> **GIVEN TASK**
Quote all of the data exactly as given. Skip every picture it contains.

> **THE RECORDS**
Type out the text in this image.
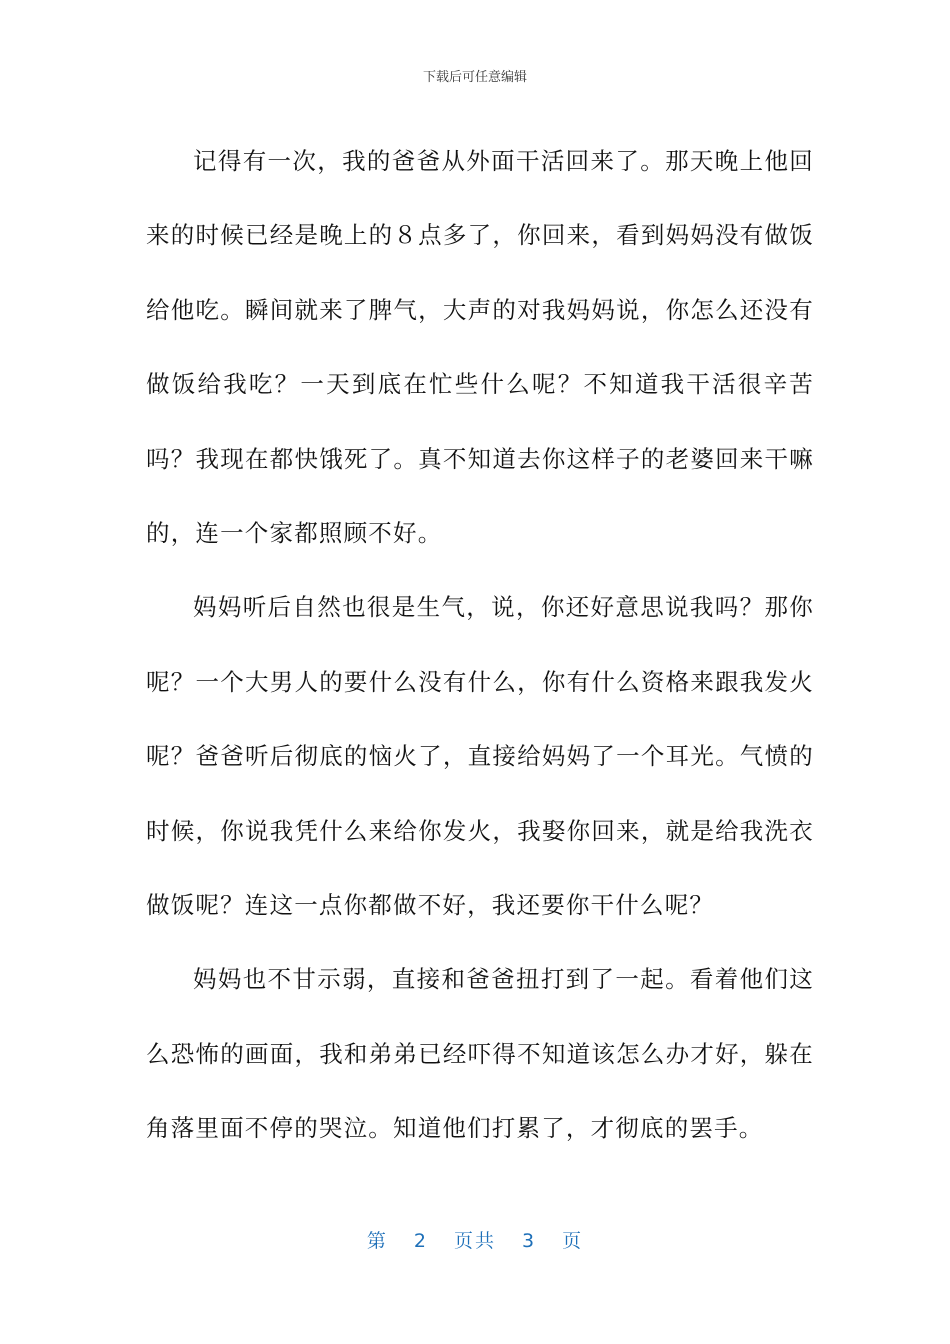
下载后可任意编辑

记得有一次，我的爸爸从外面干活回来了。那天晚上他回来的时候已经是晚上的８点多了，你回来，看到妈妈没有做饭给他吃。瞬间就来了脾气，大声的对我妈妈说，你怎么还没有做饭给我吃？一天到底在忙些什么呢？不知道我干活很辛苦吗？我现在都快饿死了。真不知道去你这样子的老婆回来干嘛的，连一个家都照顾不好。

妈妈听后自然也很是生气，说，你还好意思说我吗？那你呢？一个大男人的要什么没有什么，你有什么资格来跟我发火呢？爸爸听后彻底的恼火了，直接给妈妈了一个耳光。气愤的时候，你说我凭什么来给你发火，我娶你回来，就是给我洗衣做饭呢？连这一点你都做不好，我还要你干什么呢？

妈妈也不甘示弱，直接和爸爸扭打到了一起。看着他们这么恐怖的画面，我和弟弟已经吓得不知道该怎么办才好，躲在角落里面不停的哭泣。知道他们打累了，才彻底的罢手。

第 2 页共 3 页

> **EXERCISE OUTPUT**
Type out the text in this image.
下载后可任意编辑

记得有一次，我的爸爸从外面干活回来了。那天晚上他回来的时候已经是晚上的８点多了，你回来，看到妈妈没有做饭给他吃。瞬间就来了脾气，大声的对我妈妈说，你怎么还没有做饭给我吃？一天到底在忙些什么呢？不知道我干活很辛苦吗？我现在都快饿死了。真不知道去你这样子的老婆回来干嘛的，连一个家都照顾不好。

妈妈听后自然也很是生气，说，你还好意思说我吗？那你呢？一个大男人的要什么没有什么，你有什么资格来跟我发火呢？爸爸听后彻底的恼火了，直接给妈妈了一个耳光。气愤的时候，你说我凭什么来给你发火，我娶你回来，就是给我洗衣做饭呢？连这一点你都做不好，我还要你干什么呢？

妈妈也不甘示弱，直接和爸爸扭打到了一起。看着他们这么恐怖的画面，我和弟弟已经吓得不知道该怎么办才好，躲在角落里面不停的哭泣。知道他们打累了，才彻底的罢手。

第 2 页共 3 页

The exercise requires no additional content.